_Records for this exercise_
※ ※ ※
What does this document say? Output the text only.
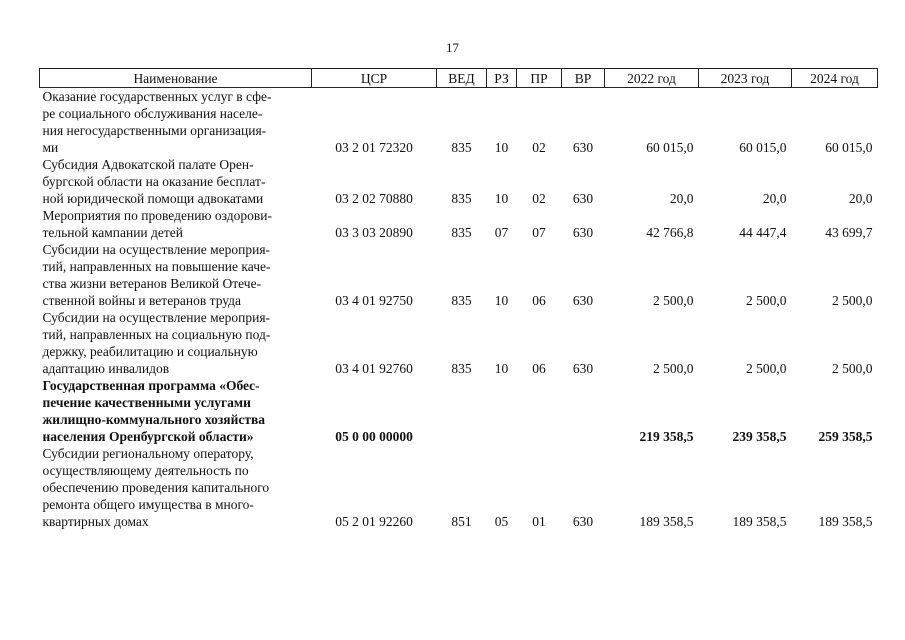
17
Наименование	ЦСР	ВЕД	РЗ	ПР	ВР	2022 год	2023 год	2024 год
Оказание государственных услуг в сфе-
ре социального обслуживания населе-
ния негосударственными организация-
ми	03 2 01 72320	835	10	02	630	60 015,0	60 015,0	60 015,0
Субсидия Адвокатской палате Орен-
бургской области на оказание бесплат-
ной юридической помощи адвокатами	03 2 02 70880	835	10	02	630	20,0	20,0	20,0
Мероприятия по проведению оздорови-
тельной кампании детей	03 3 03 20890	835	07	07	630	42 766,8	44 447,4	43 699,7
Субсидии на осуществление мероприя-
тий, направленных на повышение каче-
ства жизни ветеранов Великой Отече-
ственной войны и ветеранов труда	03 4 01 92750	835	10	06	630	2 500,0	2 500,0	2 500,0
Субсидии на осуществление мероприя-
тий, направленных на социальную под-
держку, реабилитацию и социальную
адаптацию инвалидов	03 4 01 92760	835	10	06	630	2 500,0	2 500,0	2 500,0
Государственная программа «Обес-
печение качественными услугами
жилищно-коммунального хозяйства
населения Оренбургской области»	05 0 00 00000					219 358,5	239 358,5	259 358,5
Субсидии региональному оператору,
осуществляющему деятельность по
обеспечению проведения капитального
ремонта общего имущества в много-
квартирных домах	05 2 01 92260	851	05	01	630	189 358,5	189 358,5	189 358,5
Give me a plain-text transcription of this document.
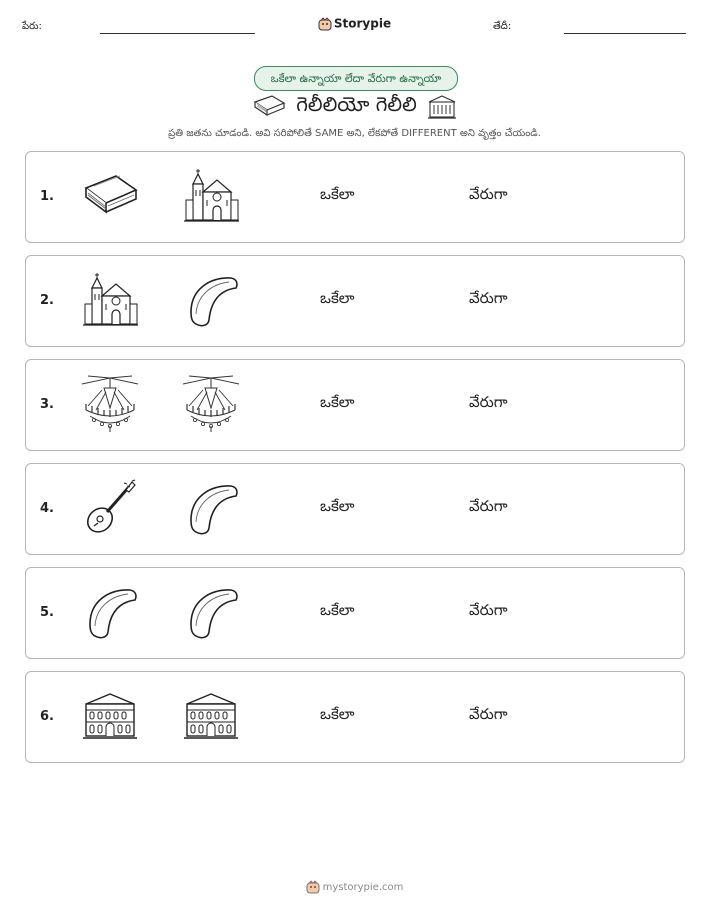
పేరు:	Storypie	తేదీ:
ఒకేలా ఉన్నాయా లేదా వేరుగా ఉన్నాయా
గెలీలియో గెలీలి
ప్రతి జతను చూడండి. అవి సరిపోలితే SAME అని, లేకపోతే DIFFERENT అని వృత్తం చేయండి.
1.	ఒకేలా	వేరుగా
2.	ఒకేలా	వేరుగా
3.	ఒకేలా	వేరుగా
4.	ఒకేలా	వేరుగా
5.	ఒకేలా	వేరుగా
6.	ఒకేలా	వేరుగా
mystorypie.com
※ ※ ※
Without the pictures, restate all of the entries above verbatim.

_The output_
What does this document say? Output the text only.
17
Наименование	ЦСР	ВЕД	РЗ	ПР	ВР	2022 год	2023 год	2024 год
Оказание государственных услуг в сфе-
ре социального обслуживания населе-
ния негосударственными организация-
ми	03 2 01 72320	835	10	02	630	60 015,0	60 015,0	60 015,0
Субсидия Адвокатской палате Орен-
бургской области на оказание бесплат-
ной юридической помощи адвокатами	03 2 02 70880	835	10	02	630	20,0	20,0	20,0
Мероприятия по проведению оздорови-
тельной кампании детей	03 3 03 20890	835	07	07	630	42 766,8	44 447,4	43 699,7
Субсидии на осуществление мероприя-
тий, направленных на повышение каче-
ства жизни ветеранов Великой Отече-
ственной войны и ветеранов труда	03 4 01 92750	835	10	06	630	2 500,0	2 500,0	2 500,0
Субсидии на осуществление мероприя-
тий, направленных на социальную под-
держку, реабилитацию и социальную
адаптацию инвалидов	03 4 01 92760	835	10	06	630	2 500,0	2 500,0	2 500,0
Государственная программа «Обес-
печение качественными услугами
жилищно-коммунального хозяйства
населения Оренбургской области»	05 0 00 00000					219 358,5	239 358,5	259 358,5
Субсидии региональному оператору,
осуществляющему деятельность по
обеспечению проведения капитального
ремонта общего имущества в много-
квартирных домах	05 2 01 92260	851	05	01	630	189 358,5	189 358,5	189 358,5
Give me a plain-text transcription of this document.
పేరు:	Storypie	తేదీ:
ఒకేలా ఉన్నాయా లేదా వేరుగా ఉన్నాయా
గెలీలియో గెలీలి
ప్రతి జతను చూడండి. అవి సరిపోలితే SAME అని, లేకపోతే DIFFERENT అని వృత్తం చేయండి.
1.	ఒకేలా	వేరుగా
2.	ఒకేలా	వేరుగా
3.	ఒకేలా	వేరుగా
4.	ఒకేలా	వేరుగా
5.	ఒకేలా	వేరుగా
6.	ఒకేలా	వేరుగా
mystorypie.com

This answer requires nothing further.